EXERCISE
Check every line below for the word "cotton" and copy the ones that have it.
[start of DATA FOR THE TASK]
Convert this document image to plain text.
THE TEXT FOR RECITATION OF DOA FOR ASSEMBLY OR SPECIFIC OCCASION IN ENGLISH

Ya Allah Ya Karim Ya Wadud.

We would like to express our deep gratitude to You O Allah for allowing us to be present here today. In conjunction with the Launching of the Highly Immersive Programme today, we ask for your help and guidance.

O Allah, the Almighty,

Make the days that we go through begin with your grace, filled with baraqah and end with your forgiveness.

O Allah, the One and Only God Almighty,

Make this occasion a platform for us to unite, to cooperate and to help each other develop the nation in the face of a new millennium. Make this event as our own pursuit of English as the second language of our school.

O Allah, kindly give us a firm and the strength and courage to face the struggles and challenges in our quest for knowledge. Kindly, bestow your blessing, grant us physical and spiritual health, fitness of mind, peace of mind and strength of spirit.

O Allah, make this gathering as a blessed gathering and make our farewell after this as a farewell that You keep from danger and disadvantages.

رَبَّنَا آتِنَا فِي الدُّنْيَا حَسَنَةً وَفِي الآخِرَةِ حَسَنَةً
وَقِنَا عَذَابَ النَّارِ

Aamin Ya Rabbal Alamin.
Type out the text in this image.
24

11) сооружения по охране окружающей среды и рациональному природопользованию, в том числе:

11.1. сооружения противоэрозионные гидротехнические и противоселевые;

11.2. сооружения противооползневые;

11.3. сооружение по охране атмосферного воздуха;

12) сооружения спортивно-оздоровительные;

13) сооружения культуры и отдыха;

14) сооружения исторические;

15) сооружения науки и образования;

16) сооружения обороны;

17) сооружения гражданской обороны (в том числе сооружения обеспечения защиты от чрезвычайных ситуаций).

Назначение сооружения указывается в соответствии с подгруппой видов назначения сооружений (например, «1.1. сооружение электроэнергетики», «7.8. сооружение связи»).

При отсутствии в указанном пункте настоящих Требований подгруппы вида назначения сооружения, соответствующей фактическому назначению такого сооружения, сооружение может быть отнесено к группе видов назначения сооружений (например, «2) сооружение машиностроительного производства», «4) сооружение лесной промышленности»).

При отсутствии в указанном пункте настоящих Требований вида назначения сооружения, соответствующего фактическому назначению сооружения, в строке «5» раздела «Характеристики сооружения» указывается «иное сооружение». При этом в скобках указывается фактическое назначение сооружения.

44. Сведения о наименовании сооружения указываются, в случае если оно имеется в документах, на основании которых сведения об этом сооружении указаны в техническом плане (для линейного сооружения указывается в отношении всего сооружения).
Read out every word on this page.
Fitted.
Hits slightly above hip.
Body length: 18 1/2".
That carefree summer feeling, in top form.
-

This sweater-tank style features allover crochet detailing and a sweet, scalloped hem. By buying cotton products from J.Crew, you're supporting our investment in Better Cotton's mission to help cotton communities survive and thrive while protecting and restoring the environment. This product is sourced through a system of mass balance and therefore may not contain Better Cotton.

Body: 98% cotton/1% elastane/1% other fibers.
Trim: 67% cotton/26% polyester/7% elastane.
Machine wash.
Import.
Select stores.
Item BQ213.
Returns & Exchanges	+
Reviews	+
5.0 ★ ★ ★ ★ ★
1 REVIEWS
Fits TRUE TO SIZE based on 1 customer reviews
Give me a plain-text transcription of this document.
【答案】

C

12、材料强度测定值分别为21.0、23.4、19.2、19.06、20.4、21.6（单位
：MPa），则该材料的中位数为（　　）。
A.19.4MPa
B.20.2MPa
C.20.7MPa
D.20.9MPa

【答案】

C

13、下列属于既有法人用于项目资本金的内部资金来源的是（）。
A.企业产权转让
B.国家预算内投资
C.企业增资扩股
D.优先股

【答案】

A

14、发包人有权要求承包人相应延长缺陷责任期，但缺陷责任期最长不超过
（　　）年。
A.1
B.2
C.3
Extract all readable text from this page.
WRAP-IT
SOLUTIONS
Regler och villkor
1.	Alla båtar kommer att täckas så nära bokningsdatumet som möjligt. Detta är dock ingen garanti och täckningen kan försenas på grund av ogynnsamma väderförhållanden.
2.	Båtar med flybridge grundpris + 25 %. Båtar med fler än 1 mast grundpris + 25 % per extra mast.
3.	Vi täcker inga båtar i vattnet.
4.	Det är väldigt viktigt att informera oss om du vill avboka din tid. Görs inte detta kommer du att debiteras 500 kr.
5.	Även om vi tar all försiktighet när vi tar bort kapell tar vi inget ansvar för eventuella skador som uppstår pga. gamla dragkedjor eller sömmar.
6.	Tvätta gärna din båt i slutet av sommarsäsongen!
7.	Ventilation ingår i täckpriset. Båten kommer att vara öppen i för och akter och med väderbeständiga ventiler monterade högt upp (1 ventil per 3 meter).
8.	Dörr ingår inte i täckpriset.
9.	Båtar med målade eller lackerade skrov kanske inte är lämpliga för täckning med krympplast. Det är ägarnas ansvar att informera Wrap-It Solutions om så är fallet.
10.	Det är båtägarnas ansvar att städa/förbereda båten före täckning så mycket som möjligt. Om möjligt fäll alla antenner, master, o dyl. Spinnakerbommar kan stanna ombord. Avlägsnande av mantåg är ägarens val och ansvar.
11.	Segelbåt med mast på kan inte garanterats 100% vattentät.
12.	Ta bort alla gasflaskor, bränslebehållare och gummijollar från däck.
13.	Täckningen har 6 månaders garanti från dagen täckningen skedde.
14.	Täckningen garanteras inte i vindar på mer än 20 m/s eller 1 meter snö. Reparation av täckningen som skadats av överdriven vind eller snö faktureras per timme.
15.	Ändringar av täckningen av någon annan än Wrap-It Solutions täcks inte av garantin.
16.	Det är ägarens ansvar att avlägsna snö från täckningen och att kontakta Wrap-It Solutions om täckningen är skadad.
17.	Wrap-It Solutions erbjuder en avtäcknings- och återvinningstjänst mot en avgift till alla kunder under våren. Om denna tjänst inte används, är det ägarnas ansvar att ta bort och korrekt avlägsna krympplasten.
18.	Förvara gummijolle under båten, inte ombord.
[end of DATA FOR THE TASK]
ANSWER FOR THIS EXERCISE
This sweater-tank style features allover crochet detailing and a sweet, scalloped hem. By buying cotton products from J.Crew, you're supporting our investment in Better Cotton's mission to help cotton communities survive and thrive while protecting and restoring the environment. This product is sourced through a system of mass balance and therefore may not contain Better Cotton.
Body: 98% cotton/1% elastane/1% other fibers.
Trim: 67% cotton/26% polyester/7% elastane.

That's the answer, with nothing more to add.